● **Your goal**:
Copy everything in the crude prices article from "In the U.S., pipelines" down to "began to ebb.", switching "tank car" to "rail car".
--- start Text extract ---
In Part 1, found here, Dr. Nancy Yamaguchi described why marketers and retailers should follow crude prices, the history of the WTI-Brent price differential, crude quality and the changing crude slate. She now explores how the regional supply-demand balance comes into play, as well as the various impacts of the shale boom in the U.S. and the loosening of U.S. export controls.

 

The Change in Supply-Demand Balance, North America vs Europe/Eurasia

Another key determinant of the relative value of WTI crude versus Brent crude is the regional supply-demand balance. North America is a major net importer of oil, and the world expected its net import requirements to continue to grow. The accompanying figure uses British Petroleum’s (BP’s) data on oil demand minus oil production as a rough estimate of North American and European/Eurasian net import requirements from 1965 through 2016. In the years before the oil price shocks of the 1970s, net import requirements were soaring in both regions. The price shocks caused demand to fall and production to rise, cutting into the net import requirement.

After the collapse of oil prices in 1986, however, North American demand began to climb, whereas crude production peaked and entered a period of decline. The net import requirement grew from around 4.4 MMbpd in 1986 to over 11.4 MMbpd in 2005. Then, the Shale Boom, plus expanded output in Canada, reversed this. North American demand also has declined over the past decade. Between 2005 and 2016, North America’s net supply gap fell below 4.6 MMbpd, an astonishing drop of 6.8 MMbpd.

In contrast, crude production in Europe/Eurasia has been growing steadily for decades, while demand has been declining. The result has been a sustained decline in the net import requirement, which fell from approximately 7.9 MMbpd in 1992 to less than 1.1 MMbpd in 2016.

In short, the world expected that the U.S. would continue to purchase more and more crude from the international market. The expansion of regional supply reversed this.

The Shale Boom and Internal Crude Logistics

The huge upsurge in U.S. production from shale plays placed enormous pressure on oil transport infrastructure. This was compounded by the increase in Canadian production of bitumen-based synthetic crudes and diluted bitumens (dilbits), which are produced mainly in Alberta province. This is north of the Dakotas, where Bakken LTOs already were straining the oil delivery system. The crude pipelines in the area were accustomed to small, locally crude batches, but they were overwhelmed when North Dakota’s crude production jumped from less than 100 thousand barrels per day (kbpd) in 2005 to over 1 MMbpd in 2014.

Looking back to Figure 1 illustrating the change in the WTI-Brent price differential, note the huge drop in relative WTI prices in 2011 – 2012. Domestic crudes were being sold at heavily discounted prices during those years. Infrastructure was overloaded, and producers cut prices to get rid of excess inventory.

In the U.S., pipelines are the chief mode of transporting crude to refineries. As pipeline capacity was filled, delivery of domestic crude by non-pipeline modes increased. According to the EIA, delivery by barge rose by over 500% (from 126 kbpd in 2010 to 669 kbpd) in 2015. Delivery by tank car grew a whopping 30x (from 12 kbpd in 2010 to 365 kbpd in 2014). Delivery by truck more than doubled during that time, rising from 198 kbpd in 2010, to 418 kbpd in 2014, and to 484 kbpd in 2015. By 2014 – 2015, additional pipeline capacity began to come online, and the use of these other modes began to ebb.
--- end Text extract ---
--- start Collected material ---
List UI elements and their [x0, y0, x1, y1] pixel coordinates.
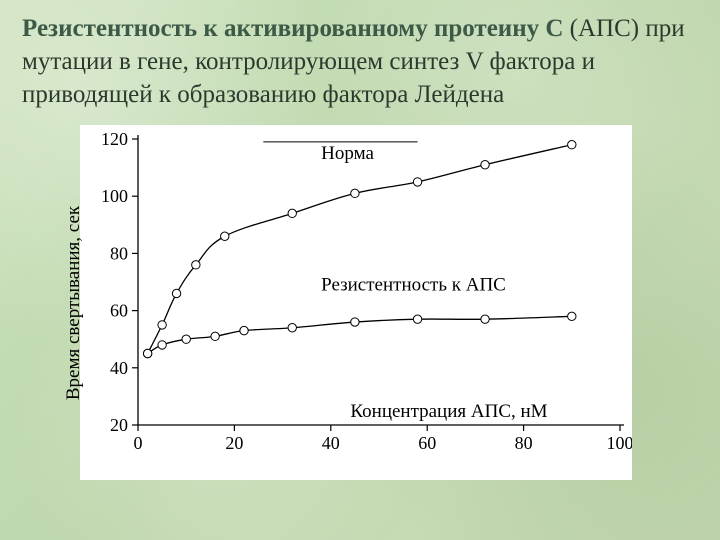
--- end Collected material ---
● **Output for this exercise**:
In the U.S., pipelines are the chief mode of transporting crude to refineries. As pipeline capacity was filled, delivery of domestic crude by non-pipeline modes increased. According to the EIA, delivery by barge rose by over 500% (from 126 kbpd in 2010 to 669 kbpd) in 2015. Delivery by rail car grew a whopping 30x (from 12 kbpd in 2010 to 365 kbpd in 2014). Delivery by truck more than doubled during that time, rising from 198 kbpd in 2010, to 418 kbpd in 2014, and to 484 kbpd in 2015. By 2014 – 2015, additional pipeline capacity began to come online, and the use of these other modes began to ebb.